Task:
Retype the records below exactly as they appear, but leave out any pictures.

>> begin Records for processing

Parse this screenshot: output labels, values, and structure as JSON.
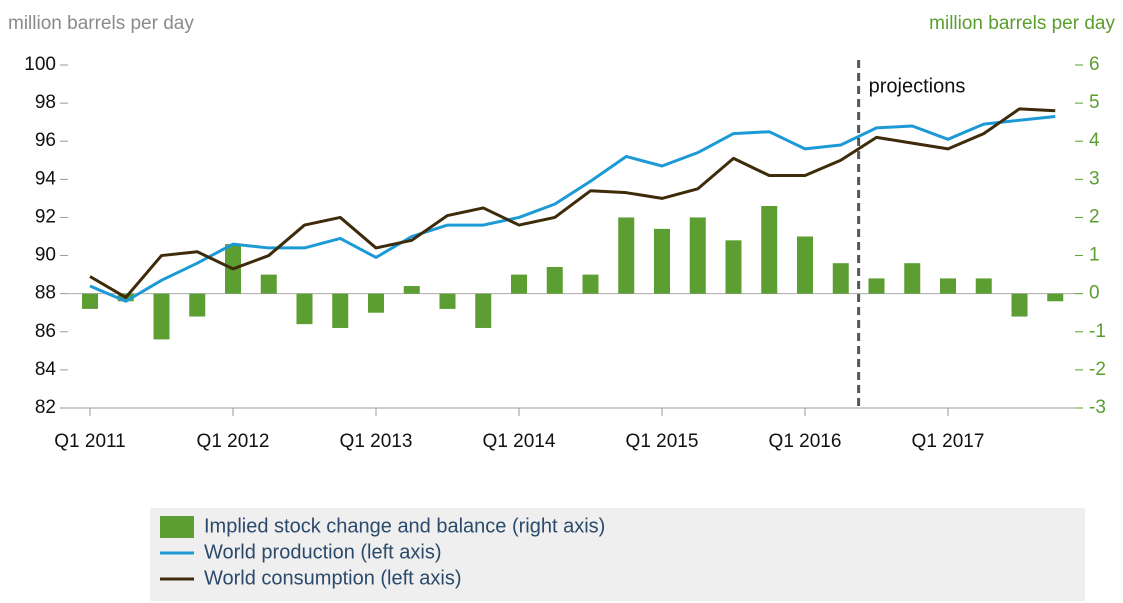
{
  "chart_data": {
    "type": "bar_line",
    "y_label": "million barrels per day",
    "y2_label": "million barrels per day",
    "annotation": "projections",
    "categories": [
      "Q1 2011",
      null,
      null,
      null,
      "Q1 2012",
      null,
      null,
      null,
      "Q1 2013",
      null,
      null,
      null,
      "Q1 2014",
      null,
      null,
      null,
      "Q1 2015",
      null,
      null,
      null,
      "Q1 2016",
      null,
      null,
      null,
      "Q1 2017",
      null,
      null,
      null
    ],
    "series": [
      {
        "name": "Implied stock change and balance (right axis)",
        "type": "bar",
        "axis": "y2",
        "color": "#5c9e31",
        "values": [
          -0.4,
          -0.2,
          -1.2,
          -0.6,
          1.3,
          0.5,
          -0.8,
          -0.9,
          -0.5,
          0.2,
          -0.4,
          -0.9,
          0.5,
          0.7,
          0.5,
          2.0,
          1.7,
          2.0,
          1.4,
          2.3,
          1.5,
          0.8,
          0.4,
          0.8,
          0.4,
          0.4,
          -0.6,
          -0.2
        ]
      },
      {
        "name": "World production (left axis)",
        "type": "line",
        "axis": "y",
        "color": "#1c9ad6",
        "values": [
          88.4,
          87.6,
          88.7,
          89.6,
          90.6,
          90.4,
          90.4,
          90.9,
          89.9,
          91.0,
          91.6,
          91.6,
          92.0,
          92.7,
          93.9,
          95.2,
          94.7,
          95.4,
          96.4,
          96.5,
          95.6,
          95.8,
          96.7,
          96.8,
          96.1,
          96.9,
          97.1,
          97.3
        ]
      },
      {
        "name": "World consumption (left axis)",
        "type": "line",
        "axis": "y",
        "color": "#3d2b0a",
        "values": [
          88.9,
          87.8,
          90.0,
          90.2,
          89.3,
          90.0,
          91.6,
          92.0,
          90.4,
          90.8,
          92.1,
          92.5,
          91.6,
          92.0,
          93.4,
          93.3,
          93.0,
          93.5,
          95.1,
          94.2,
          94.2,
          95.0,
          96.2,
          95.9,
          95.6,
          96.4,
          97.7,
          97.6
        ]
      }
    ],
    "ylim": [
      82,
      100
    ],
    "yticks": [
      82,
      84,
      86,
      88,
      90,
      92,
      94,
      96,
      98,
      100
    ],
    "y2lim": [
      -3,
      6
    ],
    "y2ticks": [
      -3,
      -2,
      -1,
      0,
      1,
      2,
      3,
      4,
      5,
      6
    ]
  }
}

>> end Records for processing

Solved exercise:
Parse this screenshot: output labels, values, and structure as JSON.
{
  "chart_data": {
    "type": "bar_line",
    "y_label": "million barrels per day",
    "y2_label": "million barrels per day",
    "annotation": "projections",
    "categories": [
      "Q1 2011",
      null,
      null,
      null,
      "Q1 2012",
      null,
      null,
      null,
      "Q1 2013",
      null,
      null,
      null,
      "Q1 2014",
      null,
      null,
      null,
      "Q1 2015",
      null,
      null,
      null,
      "Q1 2016",
      null,
      null,
      null,
      "Q1 2017",
      null,
      null,
      null
    ],
    "series": [
      {
        "name": "Implied stock change and balance (right axis)",
        "type": "bar",
        "axis": "y2",
        "color": "#5c9e31",
        "values": [
          -0.4,
          -0.2,
          -1.2,
          -0.6,
          1.3,
          0.5,
          -0.8,
          -0.9,
          -0.5,
          0.2,
          -0.4,
          -0.9,
          0.5,
          0.7,
          0.5,
          2.0,
          1.7,
          2.0,
          1.4,
          2.3,
          1.5,
          0.8,
          0.4,
          0.8,
          0.4,
          0.4,
          -0.6,
          -0.2
        ]
      },
      {
        "name": "World production (left axis)",
        "type": "line",
        "axis": "y",
        "color": "#1c9ad6",
        "values": [
          88.4,
          87.6,
          88.7,
          89.6,
          90.6,
          90.4,
          90.4,
          90.9,
          89.9,
          91.0,
          91.6,
          91.6,
          92.0,
          92.7,
          93.9,
          95.2,
          94.7,
          95.4,
          96.4,
          96.5,
          95.6,
          95.8,
          96.7,
          96.8,
          96.1,
          96.9,
          97.1,
          97.3
        ]
      },
      {
        "name": "World consumption (left axis)",
        "type": "line",
        "axis": "y",
        "color": "#3d2b0a",
        "values": [
          88.9,
          87.8,
          90.0,
          90.2,
          89.3,
          90.0,
          91.6,
          92.0,
          90.4,
          90.8,
          92.1,
          92.5,
          91.6,
          92.0,
          93.4,
          93.3,
          93.0,
          93.5,
          95.1,
          94.2,
          94.2,
          95.0,
          96.2,
          95.9,
          95.6,
          96.4,
          97.7,
          97.6
        ]
      }
    ],
    "ylim": [
      82,
      100
    ],
    "yticks": [
      82,
      84,
      86,
      88,
      90,
      92,
      94,
      96,
      98,
      100
    ],
    "y2lim": [
      -3,
      6
    ],
    "y2ticks": [
      -3,
      -2,
      -1,
      0,
      1,
      2,
      3,
      4,
      5,
      6
    ]
  }
}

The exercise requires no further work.